Duplicate the records character for character, from their first line through the line that contains "data-label: 25: [599, 454, 621, 474]", including both of those lines.

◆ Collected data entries
****
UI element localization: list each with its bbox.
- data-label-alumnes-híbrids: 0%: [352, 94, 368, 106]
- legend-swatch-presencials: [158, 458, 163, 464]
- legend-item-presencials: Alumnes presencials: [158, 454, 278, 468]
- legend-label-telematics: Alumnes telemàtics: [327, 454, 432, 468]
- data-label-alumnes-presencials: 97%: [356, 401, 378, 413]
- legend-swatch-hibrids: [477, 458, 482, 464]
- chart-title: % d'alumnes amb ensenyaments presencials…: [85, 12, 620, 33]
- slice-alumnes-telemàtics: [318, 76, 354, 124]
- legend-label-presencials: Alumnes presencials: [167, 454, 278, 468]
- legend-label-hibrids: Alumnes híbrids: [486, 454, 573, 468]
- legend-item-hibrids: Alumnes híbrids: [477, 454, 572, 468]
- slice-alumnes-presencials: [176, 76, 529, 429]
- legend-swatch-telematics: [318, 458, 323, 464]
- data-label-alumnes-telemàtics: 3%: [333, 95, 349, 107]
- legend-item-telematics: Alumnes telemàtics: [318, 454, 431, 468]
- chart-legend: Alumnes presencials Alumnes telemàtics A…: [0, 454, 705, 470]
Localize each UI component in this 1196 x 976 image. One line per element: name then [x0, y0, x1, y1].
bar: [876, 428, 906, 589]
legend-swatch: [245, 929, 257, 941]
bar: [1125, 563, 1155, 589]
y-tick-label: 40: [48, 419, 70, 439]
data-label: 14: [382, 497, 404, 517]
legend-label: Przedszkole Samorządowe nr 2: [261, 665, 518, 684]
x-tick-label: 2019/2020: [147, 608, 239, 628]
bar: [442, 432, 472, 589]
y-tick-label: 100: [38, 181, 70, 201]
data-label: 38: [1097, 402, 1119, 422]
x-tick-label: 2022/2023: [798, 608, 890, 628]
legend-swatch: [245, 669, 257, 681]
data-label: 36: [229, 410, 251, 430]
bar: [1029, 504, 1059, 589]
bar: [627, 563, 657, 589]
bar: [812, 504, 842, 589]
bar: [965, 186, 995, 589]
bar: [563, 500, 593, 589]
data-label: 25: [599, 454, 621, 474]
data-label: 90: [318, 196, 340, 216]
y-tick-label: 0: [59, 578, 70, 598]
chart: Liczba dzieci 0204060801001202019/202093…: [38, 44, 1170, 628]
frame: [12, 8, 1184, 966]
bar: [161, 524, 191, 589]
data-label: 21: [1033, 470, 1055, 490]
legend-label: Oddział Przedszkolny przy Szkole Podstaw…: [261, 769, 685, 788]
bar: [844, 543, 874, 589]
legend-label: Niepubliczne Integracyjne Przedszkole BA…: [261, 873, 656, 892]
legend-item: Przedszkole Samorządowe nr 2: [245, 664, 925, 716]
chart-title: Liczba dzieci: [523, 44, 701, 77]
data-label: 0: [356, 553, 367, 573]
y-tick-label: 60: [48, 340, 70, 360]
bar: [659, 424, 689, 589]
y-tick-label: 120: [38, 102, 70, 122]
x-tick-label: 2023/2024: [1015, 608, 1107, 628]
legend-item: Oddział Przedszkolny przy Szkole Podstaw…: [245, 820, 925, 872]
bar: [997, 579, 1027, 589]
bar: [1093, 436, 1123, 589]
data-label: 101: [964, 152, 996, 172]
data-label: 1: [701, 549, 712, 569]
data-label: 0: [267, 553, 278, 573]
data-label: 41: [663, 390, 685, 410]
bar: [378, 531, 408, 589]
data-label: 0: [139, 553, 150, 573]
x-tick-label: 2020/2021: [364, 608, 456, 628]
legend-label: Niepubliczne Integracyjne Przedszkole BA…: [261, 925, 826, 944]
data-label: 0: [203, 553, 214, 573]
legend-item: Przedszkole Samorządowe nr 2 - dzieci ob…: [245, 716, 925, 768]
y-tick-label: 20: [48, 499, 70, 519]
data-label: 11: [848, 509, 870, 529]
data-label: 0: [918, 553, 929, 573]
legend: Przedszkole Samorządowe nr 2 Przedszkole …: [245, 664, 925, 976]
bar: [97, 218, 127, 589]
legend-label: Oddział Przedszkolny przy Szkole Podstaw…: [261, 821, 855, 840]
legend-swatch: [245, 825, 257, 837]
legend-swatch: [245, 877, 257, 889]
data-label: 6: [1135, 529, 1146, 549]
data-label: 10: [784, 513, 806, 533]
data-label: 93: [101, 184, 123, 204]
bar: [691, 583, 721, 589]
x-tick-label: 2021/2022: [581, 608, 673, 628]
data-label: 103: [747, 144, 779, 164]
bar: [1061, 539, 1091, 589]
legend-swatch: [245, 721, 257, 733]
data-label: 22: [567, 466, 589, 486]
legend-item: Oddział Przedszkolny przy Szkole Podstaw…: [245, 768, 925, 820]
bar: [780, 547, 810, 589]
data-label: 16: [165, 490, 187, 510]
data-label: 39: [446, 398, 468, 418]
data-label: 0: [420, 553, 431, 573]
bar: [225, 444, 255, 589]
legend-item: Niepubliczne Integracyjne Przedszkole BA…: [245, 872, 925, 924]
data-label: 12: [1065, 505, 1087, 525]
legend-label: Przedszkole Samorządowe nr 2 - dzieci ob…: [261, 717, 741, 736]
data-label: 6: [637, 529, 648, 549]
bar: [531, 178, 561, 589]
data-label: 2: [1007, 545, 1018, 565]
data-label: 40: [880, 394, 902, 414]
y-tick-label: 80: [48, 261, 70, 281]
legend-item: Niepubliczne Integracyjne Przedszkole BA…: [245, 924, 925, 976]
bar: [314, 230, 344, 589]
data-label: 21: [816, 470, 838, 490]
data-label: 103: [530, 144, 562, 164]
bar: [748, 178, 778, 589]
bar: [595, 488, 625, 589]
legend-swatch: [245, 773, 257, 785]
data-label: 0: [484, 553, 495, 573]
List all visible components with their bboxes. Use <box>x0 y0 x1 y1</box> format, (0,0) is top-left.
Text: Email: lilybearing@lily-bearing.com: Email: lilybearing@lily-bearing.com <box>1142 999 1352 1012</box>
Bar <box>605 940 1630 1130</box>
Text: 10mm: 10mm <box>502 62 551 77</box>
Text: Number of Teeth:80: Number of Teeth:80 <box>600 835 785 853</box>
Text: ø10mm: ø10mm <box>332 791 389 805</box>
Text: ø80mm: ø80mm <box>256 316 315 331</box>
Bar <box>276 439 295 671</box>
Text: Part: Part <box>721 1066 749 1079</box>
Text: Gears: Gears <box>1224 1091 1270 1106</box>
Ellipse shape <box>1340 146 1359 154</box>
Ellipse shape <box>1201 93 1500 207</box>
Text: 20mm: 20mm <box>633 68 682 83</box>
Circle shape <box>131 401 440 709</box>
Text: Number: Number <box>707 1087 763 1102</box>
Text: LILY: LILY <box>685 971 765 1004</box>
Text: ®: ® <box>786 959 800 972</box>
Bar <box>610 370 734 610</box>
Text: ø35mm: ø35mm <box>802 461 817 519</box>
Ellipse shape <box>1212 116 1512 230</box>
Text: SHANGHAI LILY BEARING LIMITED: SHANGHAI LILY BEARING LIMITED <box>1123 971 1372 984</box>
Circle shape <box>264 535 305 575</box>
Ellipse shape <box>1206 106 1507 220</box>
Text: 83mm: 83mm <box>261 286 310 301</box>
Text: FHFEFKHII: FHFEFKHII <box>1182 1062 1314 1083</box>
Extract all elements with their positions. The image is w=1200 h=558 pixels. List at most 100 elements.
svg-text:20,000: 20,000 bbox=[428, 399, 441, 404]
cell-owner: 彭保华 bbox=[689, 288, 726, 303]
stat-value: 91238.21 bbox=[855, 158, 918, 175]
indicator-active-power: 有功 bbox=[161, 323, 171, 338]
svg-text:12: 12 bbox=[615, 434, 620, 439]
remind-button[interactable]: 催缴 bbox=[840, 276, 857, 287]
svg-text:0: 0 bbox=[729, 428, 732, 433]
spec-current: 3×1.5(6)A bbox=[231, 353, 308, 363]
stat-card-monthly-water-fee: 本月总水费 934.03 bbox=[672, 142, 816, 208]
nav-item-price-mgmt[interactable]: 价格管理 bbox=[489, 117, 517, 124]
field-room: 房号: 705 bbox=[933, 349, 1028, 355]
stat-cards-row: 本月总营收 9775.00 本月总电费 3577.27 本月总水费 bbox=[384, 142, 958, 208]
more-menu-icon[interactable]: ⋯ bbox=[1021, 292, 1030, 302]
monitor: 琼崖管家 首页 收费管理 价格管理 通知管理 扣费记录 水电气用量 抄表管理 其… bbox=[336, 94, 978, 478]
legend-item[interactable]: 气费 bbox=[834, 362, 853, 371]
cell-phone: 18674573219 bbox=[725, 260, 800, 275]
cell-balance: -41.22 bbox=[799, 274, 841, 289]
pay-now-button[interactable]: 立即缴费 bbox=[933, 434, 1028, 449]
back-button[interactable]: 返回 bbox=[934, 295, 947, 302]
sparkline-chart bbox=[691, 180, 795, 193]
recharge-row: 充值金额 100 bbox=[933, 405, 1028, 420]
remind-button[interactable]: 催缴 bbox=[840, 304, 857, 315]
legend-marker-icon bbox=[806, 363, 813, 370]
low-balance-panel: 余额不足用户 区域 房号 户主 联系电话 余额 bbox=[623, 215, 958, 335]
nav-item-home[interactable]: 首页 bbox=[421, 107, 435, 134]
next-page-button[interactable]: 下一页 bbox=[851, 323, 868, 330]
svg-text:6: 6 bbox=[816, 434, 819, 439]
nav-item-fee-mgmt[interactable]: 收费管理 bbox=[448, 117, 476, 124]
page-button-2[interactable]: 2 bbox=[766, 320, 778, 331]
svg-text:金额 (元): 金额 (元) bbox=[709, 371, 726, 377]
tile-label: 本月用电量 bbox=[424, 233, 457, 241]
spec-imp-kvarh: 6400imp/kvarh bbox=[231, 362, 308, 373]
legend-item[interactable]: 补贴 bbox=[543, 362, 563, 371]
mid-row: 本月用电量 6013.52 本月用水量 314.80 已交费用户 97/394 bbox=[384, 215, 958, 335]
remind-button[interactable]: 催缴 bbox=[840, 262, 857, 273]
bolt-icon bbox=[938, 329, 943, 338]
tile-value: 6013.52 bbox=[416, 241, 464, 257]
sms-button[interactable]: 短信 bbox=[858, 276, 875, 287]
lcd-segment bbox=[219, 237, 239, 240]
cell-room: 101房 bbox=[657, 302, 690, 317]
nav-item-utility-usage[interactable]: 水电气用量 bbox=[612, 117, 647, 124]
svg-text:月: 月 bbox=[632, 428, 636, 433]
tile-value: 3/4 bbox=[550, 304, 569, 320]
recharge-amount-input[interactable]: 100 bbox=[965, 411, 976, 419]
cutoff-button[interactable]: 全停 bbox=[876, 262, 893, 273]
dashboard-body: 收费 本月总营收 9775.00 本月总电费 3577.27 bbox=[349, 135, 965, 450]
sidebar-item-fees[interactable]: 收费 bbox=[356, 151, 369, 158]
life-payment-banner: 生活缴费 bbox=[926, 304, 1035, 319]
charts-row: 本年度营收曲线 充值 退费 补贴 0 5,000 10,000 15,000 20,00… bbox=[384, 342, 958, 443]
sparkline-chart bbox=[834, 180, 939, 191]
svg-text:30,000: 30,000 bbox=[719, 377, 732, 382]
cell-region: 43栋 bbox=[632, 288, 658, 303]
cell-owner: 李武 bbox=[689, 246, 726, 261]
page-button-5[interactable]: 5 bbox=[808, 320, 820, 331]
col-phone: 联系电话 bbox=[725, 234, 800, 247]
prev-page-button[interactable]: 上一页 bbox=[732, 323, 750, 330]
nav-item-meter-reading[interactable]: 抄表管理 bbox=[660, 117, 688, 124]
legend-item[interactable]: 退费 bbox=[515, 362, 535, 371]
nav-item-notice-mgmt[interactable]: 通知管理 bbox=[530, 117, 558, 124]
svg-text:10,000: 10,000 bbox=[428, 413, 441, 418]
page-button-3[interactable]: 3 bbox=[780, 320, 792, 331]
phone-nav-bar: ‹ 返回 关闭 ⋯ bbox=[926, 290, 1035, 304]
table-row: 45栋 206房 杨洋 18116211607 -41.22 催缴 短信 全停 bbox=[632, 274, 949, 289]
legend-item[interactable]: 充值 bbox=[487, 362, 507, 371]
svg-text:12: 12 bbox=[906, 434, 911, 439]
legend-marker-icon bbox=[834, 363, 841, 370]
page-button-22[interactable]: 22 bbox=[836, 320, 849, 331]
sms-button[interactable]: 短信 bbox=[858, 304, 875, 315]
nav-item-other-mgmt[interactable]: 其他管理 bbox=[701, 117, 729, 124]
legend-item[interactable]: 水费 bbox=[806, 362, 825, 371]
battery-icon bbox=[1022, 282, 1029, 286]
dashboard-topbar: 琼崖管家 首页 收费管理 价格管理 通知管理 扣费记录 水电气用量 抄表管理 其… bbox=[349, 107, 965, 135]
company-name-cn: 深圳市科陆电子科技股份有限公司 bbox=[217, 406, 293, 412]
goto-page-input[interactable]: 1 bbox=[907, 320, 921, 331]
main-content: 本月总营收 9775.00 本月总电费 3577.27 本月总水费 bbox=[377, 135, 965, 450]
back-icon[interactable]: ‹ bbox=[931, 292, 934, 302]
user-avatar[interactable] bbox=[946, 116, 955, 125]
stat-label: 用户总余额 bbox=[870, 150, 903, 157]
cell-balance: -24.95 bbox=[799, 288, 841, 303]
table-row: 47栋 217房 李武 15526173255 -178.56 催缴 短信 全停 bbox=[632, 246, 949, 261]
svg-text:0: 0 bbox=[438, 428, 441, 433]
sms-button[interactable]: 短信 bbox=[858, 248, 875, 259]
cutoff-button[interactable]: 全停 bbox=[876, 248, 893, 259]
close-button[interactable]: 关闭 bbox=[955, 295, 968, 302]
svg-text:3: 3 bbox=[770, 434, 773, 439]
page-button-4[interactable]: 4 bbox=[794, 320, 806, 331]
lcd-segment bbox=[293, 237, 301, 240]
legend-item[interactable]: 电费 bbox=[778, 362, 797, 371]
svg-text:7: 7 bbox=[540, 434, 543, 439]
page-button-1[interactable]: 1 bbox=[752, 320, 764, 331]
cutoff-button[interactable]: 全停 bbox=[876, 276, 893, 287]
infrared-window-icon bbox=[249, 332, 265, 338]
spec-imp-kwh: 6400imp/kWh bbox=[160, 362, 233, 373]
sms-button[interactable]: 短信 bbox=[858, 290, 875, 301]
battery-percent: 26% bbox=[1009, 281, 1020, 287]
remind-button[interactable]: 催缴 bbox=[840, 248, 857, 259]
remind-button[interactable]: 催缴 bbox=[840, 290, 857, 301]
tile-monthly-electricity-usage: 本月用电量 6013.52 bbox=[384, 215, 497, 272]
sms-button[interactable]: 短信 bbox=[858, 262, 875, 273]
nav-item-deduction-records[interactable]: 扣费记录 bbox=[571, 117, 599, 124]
****
◆ Solution for this problem
UI element localization: list each with its bbox.
- data-label-alumnes-híbrids: 0%: [352, 94, 368, 106]
- legend-swatch-presencials: [158, 458, 163, 464]
- legend-item-presencials: Alumnes presencials: [158, 454, 278, 468]
- legend-label-telematics: Alumnes telemàtics: [327, 454, 432, 468]
- data-label-alumnes-presencials: 97%: [356, 401, 378, 413]
- legend-swatch-hibrids: [477, 458, 482, 464]
- chart-title: % d'alumnes amb ensenyaments presencials…: [85, 12, 620, 33]
- slice-alumnes-telemàtics: [318, 76, 354, 124]
- legend-label-presencials: Alumnes presencials: [167, 454, 278, 468]
- legend-label-hibrids: Alumnes híbrids: [486, 454, 573, 468]
- legend-item-hibrids: Alumnes híbrids: [477, 454, 572, 468]
- slice-alumnes-presencials: [176, 76, 529, 429]
- legend-swatch-telematics: [318, 458, 323, 464]
- data-label-alumnes-telemàtics: 3%: [333, 95, 349, 107]
- legend-item-telematics: Alumnes telemàtics: [318, 454, 431, 468]
- chart-legend: Alumnes presencials Alumnes telemàtics A…: [0, 454, 705, 470]
Localize each UI component in this 1196 x 976 image. One line per element: name then [x0, y0, x1, y1].
bar: [876, 428, 906, 589]
legend-swatch: [245, 929, 257, 941]
bar: [1125, 563, 1155, 589]
y-tick-label: 40: [48, 419, 70, 439]
data-label: 14: [382, 497, 404, 517]
legend-label: Przedszkole Samorządowe nr 2: [261, 665, 518, 684]
x-tick-label: 2019/2020: [147, 608, 239, 628]
bar: [442, 432, 472, 589]
y-tick-label: 100: [38, 181, 70, 201]
data-label: 38: [1097, 402, 1119, 422]
x-tick-label: 2022/2023: [798, 608, 890, 628]
legend-swatch: [245, 669, 257, 681]
data-label: 36: [229, 410, 251, 430]
bar: [1029, 504, 1059, 589]
bar: [627, 563, 657, 589]
bar: [812, 504, 842, 589]
bar: [965, 186, 995, 589]
bar: [563, 500, 593, 589]
data-label: 25: [599, 454, 621, 474]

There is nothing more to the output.